◆ To do
Copy each line below exactly and leave the pictures out.

[Dataset excerpt]
------------------------

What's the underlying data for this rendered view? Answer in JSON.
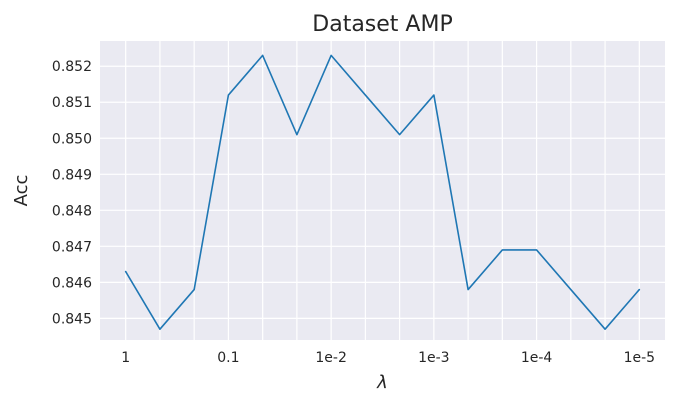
{
  "chart_data": {
    "type": "line",
    "title": "Dataset AMP",
    "xlabel": "λ",
    "ylabel": "Acc",
    "x_tick_labels": [
      "1",
      "0.1",
      "1e-2",
      "1e-3",
      "1e-4",
      "1e-5"
    ],
    "x_tick_positions": [
      0,
      3,
      6,
      9,
      12,
      15
    ],
    "y_tick_labels": [
      "0.845",
      "0.846",
      "0.847",
      "0.848",
      "0.849",
      "0.850",
      "0.851",
      "0.852"
    ],
    "y_ticks": [
      0.845,
      0.846,
      0.847,
      0.848,
      0.849,
      0.85,
      0.851,
      0.852
    ],
    "xlim": [
      -0.75,
      15.75
    ],
    "ylim": [
      0.8444,
      0.8527
    ],
    "grid": true,
    "colors": {
      "background": "#eaeaf2",
      "grid": "#ffffff",
      "series": "#1f77b4"
    },
    "series": [
      {
        "x": [
          0,
          1,
          2,
          3,
          4,
          5,
          6,
          7,
          8,
          9,
          10,
          11,
          12,
          13,
          14,
          15
        ],
        "values": [
          0.8463,
          0.8447,
          0.8458,
          0.8512,
          0.8523,
          0.8501,
          0.8523,
          0.8512,
          0.8501,
          0.8512,
          0.8458,
          0.8469,
          0.8469,
          0.8458,
          0.8447,
          0.8458
        ]
      }
    ]
  }
}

------------------------

◆ Result
What's the underlying data for this rendered view? Answer in JSON.
{
  "chart_data": {
    "type": "line",
    "title": "Dataset AMP",
    "xlabel": "λ",
    "ylabel": "Acc",
    "x_tick_labels": [
      "1",
      "0.1",
      "1e-2",
      "1e-3",
      "1e-4",
      "1e-5"
    ],
    "x_tick_positions": [
      0,
      3,
      6,
      9,
      12,
      15
    ],
    "y_tick_labels": [
      "0.845",
      "0.846",
      "0.847",
      "0.848",
      "0.849",
      "0.850",
      "0.851",
      "0.852"
    ],
    "y_ticks": [
      0.845,
      0.846,
      0.847,
      0.848,
      0.849,
      0.85,
      0.851,
      0.852
    ],
    "xlim": [
      -0.75,
      15.75
    ],
    "ylim": [
      0.8444,
      0.8527
    ],
    "grid": true,
    "colors": {
      "background": "#eaeaf2",
      "grid": "#ffffff",
      "series": "#1f77b4"
    },
    "series": [
      {
        "x": [
          0,
          1,
          2,
          3,
          4,
          5,
          6,
          7,
          8,
          9,
          10,
          11,
          12,
          13,
          14,
          15
        ],
        "values": [
          0.8463,
          0.8447,
          0.8458,
          0.8512,
          0.8523,
          0.8501,
          0.8523,
          0.8512,
          0.8501,
          0.8512,
          0.8458,
          0.8469,
          0.8469,
          0.8458,
          0.8447,
          0.8458
        ]
      }
    ]
  }
}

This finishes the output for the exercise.